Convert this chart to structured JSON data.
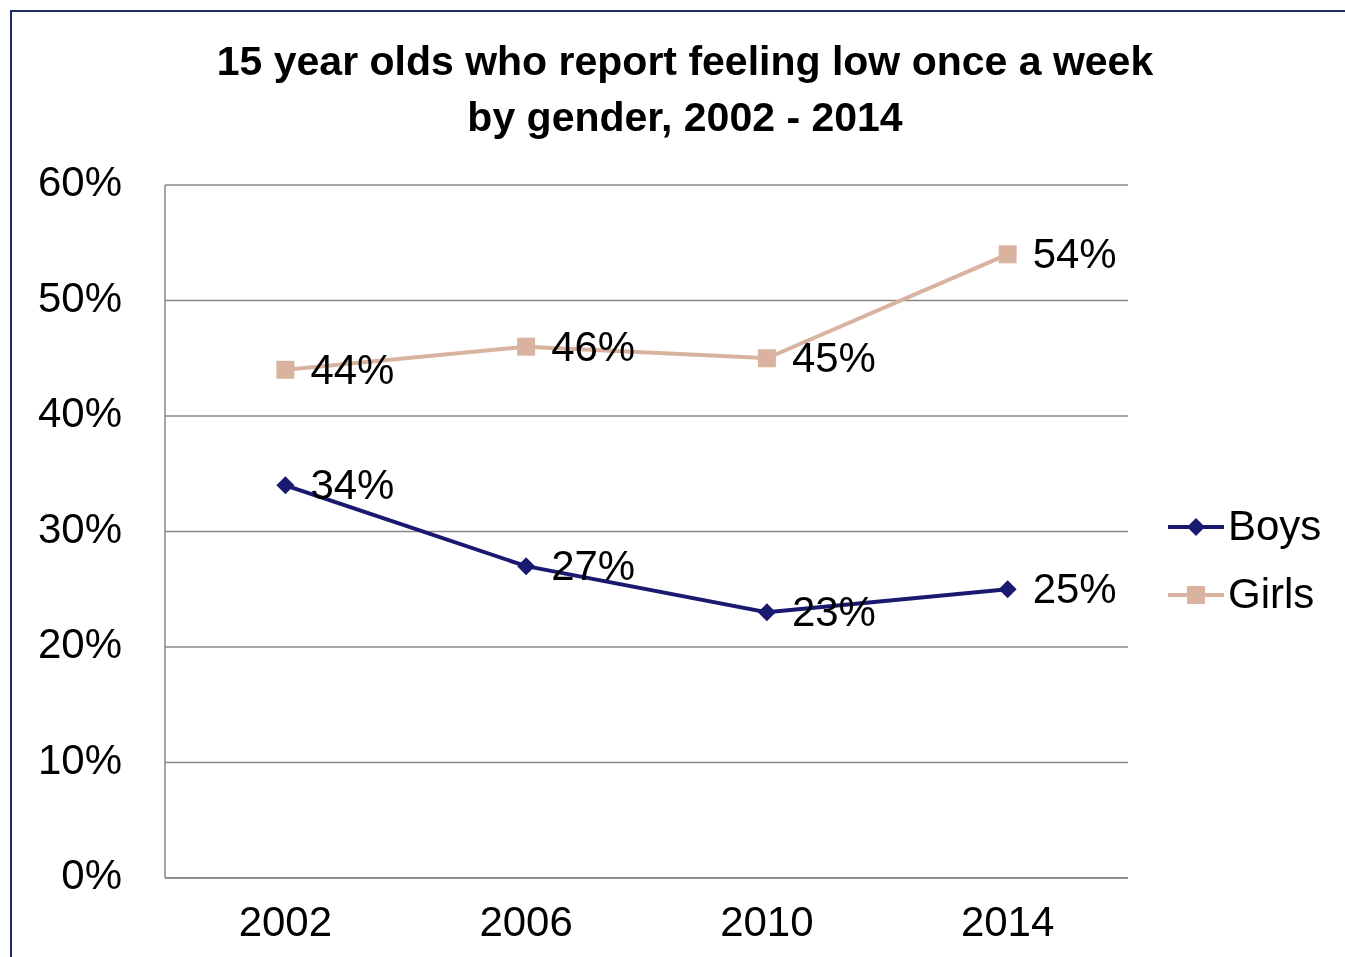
{
  "chart_data": {
    "type": "line",
    "title": "15 year olds who report feeling low once a week by gender, 2002 - 2014",
    "categories": [
      "2002",
      "2006",
      "2010",
      "2014"
    ],
    "series": [
      {
        "name": "Boys",
        "color": "#191970",
        "marker": "diamond",
        "values": [
          34,
          27,
          23,
          25
        ],
        "value_labels": [
          "34%",
          "27%",
          "23%",
          "25%"
        ]
      },
      {
        "name": "Girls",
        "color": "#d9b3a0",
        "marker": "square",
        "values": [
          44,
          46,
          45,
          54
        ],
        "value_labels": [
          "44%",
          "46%",
          "45%",
          "54%"
        ]
      }
    ],
    "ylim": [
      0,
      60
    ],
    "yticks": [
      {
        "value": 0,
        "label": "0%"
      },
      {
        "value": 10,
        "label": "10%"
      },
      {
        "value": 20,
        "label": "20%"
      },
      {
        "value": 30,
        "label": "30%"
      },
      {
        "value": 40,
        "label": "40%"
      },
      {
        "value": 50,
        "label": "50%"
      },
      {
        "value": 60,
        "label": "60%"
      }
    ],
    "grid": "y",
    "legend": "right"
  }
}
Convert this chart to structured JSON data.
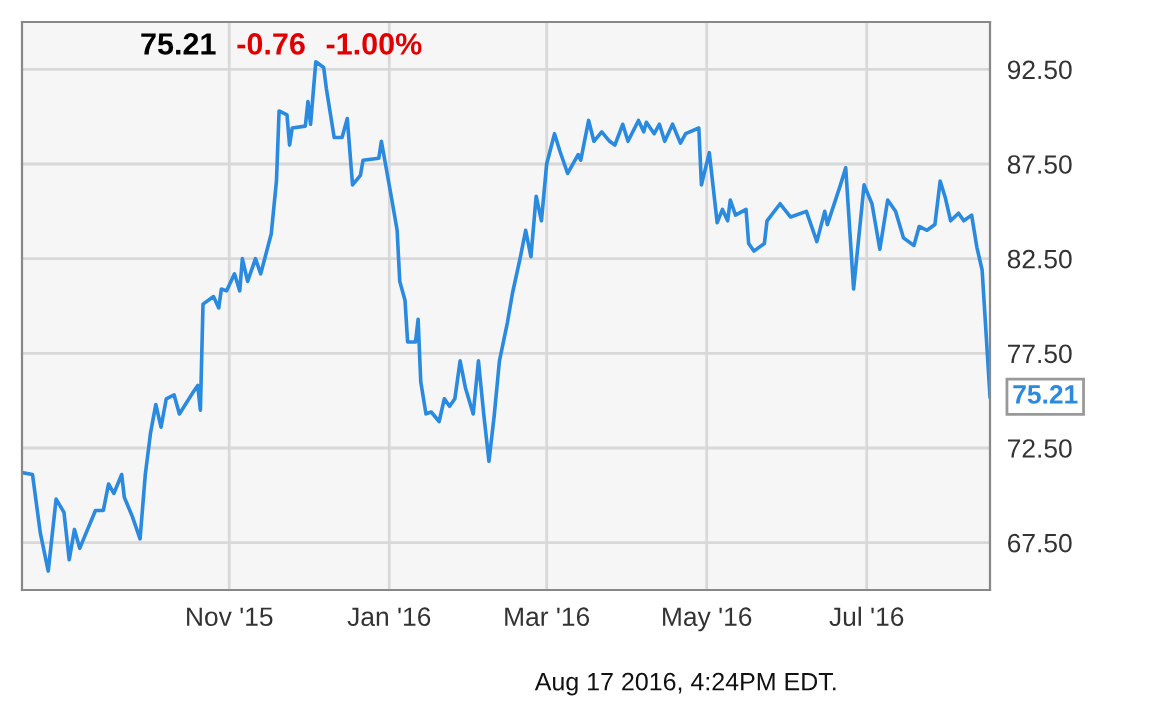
{
  "chart_data": {
    "type": "line",
    "annotations": [
      "75.21",
      "-0.76",
      "-1.00%",
      "Aug 17 2016, 4:24PM EDT.",
      {
        "text": "75.21",
        "x": "2016-08-17",
        "y": 75.21
      }
    ],
    "x": [
      "2015-08-14",
      "2015-08-18",
      "2015-08-21",
      "2015-08-24",
      "2015-08-27",
      "2015-08-30",
      "2015-09-01",
      "2015-09-03",
      "2015-09-05",
      "2015-09-08",
      "2015-09-11",
      "2015-09-14",
      "2015-09-16",
      "2015-09-18",
      "2015-09-21",
      "2015-09-22",
      "2015-09-25",
      "2015-09-28",
      "2015-09-30",
      "2015-10-02",
      "2015-10-04",
      "2015-10-06",
      "2015-10-08",
      "2015-10-11",
      "2015-10-13",
      "2015-10-18",
      "2015-10-20",
      "2015-10-21",
      "2015-10-22",
      "2015-10-26",
      "2015-10-28",
      "2015-10-29",
      "2015-10-31",
      "2015-11-03",
      "2015-11-05",
      "2015-11-06",
      "2015-11-08",
      "2015-11-11",
      "2015-11-13",
      "2015-11-17",
      "2015-11-19",
      "2015-11-20",
      "2015-11-23",
      "2015-11-24",
      "2015-11-25",
      "2015-11-30",
      "2015-12-01",
      "2015-12-02",
      "2015-12-04",
      "2015-12-07",
      "2015-12-08",
      "2015-12-11",
      "2015-12-14",
      "2015-12-16",
      "2015-12-18",
      "2015-12-21",
      "2015-12-22",
      "2015-12-28",
      "2015-12-29",
      "2016-01-02",
      "2016-01-04",
      "2016-01-05",
      "2016-01-07",
      "2016-01-08",
      "2016-01-11",
      "2016-01-12",
      "2016-01-13",
      "2016-01-15",
      "2016-01-17",
      "2016-01-20",
      "2016-01-22",
      "2016-01-24",
      "2016-01-26",
      "2016-01-28",
      "2016-01-30",
      "2016-02-02",
      "2016-02-04",
      "2016-02-06",
      "2016-02-08",
      "2016-02-10",
      "2016-02-12",
      "2016-02-15",
      "2016-02-17",
      "2016-02-20",
      "2016-02-22",
      "2016-02-24",
      "2016-02-26",
      "2016-02-28",
      "2016-03-01",
      "2016-03-04",
      "2016-03-06",
      "2016-03-09",
      "2016-03-13",
      "2016-03-14",
      "2016-03-17",
      "2016-03-19",
      "2016-03-22",
      "2016-03-25",
      "2016-03-27",
      "2016-03-30",
      "2016-04-01",
      "2016-04-05",
      "2016-04-07",
      "2016-04-08",
      "2016-04-11",
      "2016-04-13",
      "2016-04-15",
      "2016-04-18",
      "2016-04-21",
      "2016-04-23",
      "2016-04-28",
      "2016-04-29",
      "2016-05-02",
      "2016-05-05",
      "2016-05-07",
      "2016-05-09",
      "2016-05-10",
      "2016-05-12",
      "2016-05-16",
      "2016-05-17",
      "2016-05-19",
      "2016-05-23",
      "2016-05-24",
      "2016-05-29",
      "2016-06-02",
      "2016-06-08",
      "2016-06-12",
      "2016-06-15",
      "2016-06-16",
      "2016-06-21",
      "2016-06-23",
      "2016-06-26",
      "2016-06-30",
      "2016-07-03",
      "2016-07-06",
      "2016-07-09",
      "2016-07-12",
      "2016-07-15",
      "2016-07-19",
      "2016-07-21",
      "2016-07-24",
      "2016-07-27",
      "2016-07-29",
      "2016-07-31",
      "2016-08-02",
      "2016-08-05",
      "2016-08-07",
      "2016-08-10",
      "2016-08-12",
      "2016-08-14",
      "2016-08-17"
    ],
    "series": [
      {
        "color": "#2a8ae0",
        "values": [
          71.2,
          71.1,
          68.0,
          66.0,
          69.8,
          69.1,
          66.6,
          68.2,
          67.2,
          68.2,
          69.2,
          69.2,
          70.6,
          70.1,
          71.1,
          69.9,
          68.9,
          67.7,
          71.1,
          73.3,
          74.8,
          73.6,
          75.1,
          75.3,
          74.3,
          75.4,
          75.8,
          74.5,
          80.1,
          80.5,
          79.9,
          80.9,
          80.8,
          81.7,
          80.8,
          82.5,
          81.3,
          82.5,
          81.7,
          83.8,
          86.6,
          90.3,
          90.1,
          88.5,
          89.4,
          89.5,
          90.8,
          89.6,
          92.9,
          92.6,
          91.5,
          88.9,
          88.9,
          89.9,
          86.4,
          86.9,
          87.7,
          87.8,
          88.7,
          85.6,
          84.0,
          81.3,
          80.3,
          78.1,
          78.1,
          79.3,
          76.0,
          74.3,
          74.4,
          73.9,
          75.1,
          74.7,
          75.1,
          77.1,
          75.7,
          74.3,
          77.1,
          74.3,
          71.8,
          74.2,
          77.1,
          79.1,
          80.7,
          82.6,
          84.0,
          82.6,
          85.8,
          84.5,
          87.5,
          89.1,
          88.2,
          87.0,
          88.0,
          87.7,
          89.8,
          88.7,
          89.2,
          88.7,
          88.5,
          89.6,
          88.7,
          89.8,
          89.2,
          89.7,
          89.1,
          89.6,
          88.7,
          89.6,
          88.6,
          89.1,
          89.4,
          86.4,
          88.1,
          84.4,
          85.1,
          84.5,
          85.6,
          84.8,
          85.1,
          83.3,
          82.9,
          83.3,
          84.5,
          85.4,
          84.7,
          85.0,
          83.4,
          85.0,
          84.3,
          86.4,
          87.3,
          80.9,
          86.4,
          85.4,
          83.0,
          85.6,
          85.0,
          83.6,
          83.2,
          84.2,
          84.0,
          84.3,
          86.6,
          85.7,
          84.5,
          84.9,
          84.5,
          84.8,
          83.1,
          81.9,
          75.21
        ]
      }
    ],
    "xlim": [
      "2015-08-14",
      "2016-08-17"
    ],
    "xticks": [
      {
        "value": "2015-11-01",
        "label": "Nov '15"
      },
      {
        "value": "2016-01-01",
        "label": "Jan '16"
      },
      {
        "value": "2016-03-01",
        "label": "Mar '16"
      },
      {
        "value": "2016-05-01",
        "label": "May '16"
      },
      {
        "value": "2016-07-01",
        "label": "Jul '16"
      }
    ],
    "ylim": [
      65,
      95
    ],
    "yticks": [
      {
        "value": 67.5,
        "label": "67.50"
      },
      {
        "value": 72.5,
        "label": "72.50"
      },
      {
        "value": 77.5,
        "label": "77.50"
      },
      {
        "value": 82.5,
        "label": "82.50"
      },
      {
        "value": 87.5,
        "label": "87.50"
      },
      {
        "value": 92.5,
        "label": "92.50"
      }
    ],
    "grid": true
  }
}
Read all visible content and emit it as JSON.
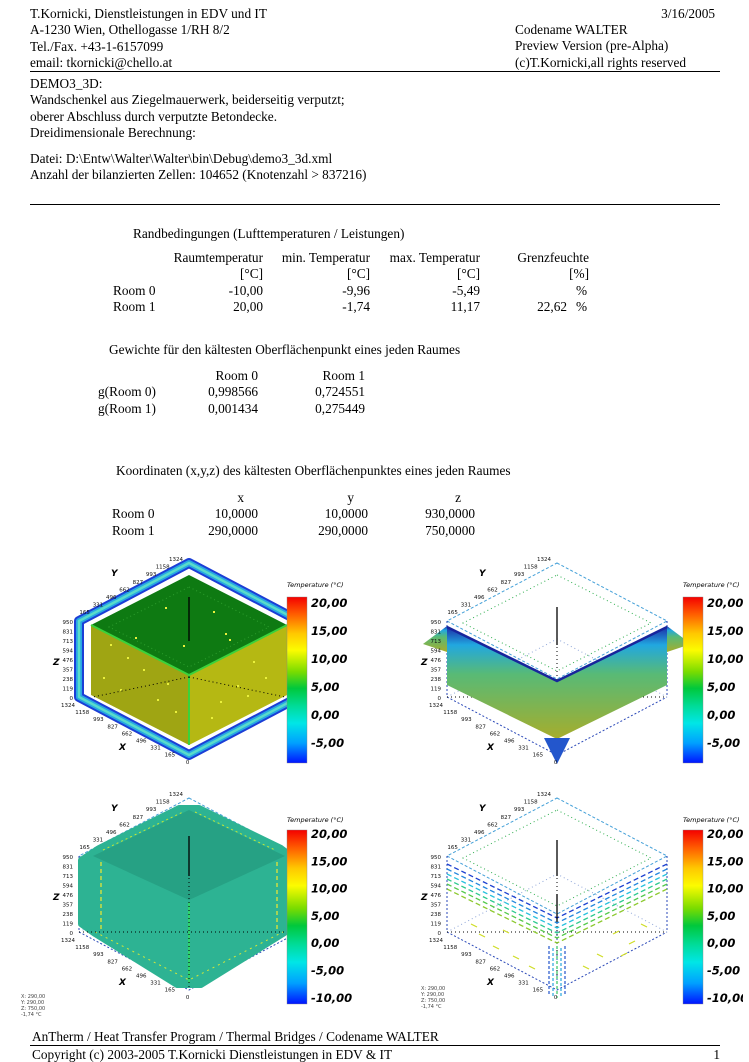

★ ★ ★ ★ ★

TASK GOAL ▸ Each line above that includes "color" should be shown.

CORRECT RESPONSE ▸
        "color": "#191970",
        "color": "#d9b3a0",
        "color": "#2a8ae0",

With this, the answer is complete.